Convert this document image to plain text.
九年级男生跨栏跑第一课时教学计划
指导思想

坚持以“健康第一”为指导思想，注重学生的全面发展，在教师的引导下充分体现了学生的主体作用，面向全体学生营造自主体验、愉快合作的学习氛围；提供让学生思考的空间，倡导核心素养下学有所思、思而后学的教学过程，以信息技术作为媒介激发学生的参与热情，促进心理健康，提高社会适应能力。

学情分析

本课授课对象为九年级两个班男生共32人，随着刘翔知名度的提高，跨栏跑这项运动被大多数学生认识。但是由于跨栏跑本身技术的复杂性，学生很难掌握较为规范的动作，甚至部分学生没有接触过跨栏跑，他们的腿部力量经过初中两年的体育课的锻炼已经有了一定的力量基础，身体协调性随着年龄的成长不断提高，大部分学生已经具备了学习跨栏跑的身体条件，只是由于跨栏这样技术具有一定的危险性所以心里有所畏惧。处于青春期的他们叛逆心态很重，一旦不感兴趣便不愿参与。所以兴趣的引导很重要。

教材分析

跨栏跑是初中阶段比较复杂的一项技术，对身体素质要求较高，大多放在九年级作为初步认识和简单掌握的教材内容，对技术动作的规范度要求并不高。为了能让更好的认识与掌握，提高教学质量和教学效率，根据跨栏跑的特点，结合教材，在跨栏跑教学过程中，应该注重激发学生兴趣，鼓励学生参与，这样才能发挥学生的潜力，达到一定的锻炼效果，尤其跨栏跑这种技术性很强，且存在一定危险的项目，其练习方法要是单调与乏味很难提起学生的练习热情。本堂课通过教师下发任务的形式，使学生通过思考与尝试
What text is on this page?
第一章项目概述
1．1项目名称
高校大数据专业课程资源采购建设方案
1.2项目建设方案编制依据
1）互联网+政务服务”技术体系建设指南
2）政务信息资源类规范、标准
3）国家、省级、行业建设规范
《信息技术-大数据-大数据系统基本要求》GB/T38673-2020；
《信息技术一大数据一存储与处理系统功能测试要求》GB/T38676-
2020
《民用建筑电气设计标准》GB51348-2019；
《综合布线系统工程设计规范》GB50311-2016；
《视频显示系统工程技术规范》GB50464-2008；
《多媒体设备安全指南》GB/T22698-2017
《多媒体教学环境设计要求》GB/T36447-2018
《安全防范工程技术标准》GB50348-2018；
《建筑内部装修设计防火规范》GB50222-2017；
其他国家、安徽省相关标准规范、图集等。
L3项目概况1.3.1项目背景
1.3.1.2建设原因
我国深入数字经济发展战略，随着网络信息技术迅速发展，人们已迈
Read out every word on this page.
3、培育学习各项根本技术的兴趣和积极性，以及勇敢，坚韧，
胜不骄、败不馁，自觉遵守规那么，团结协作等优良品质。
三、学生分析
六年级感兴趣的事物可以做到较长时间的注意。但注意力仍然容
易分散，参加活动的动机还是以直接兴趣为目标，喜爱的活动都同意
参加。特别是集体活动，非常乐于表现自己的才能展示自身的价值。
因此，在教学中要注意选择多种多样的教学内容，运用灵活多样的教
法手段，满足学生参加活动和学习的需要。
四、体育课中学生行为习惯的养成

• [Stated task]: Identify the lines of the data that contain the word "page". Copy each of them.

• [Complete answer]:
What text is on this page?
Read out every word on this page.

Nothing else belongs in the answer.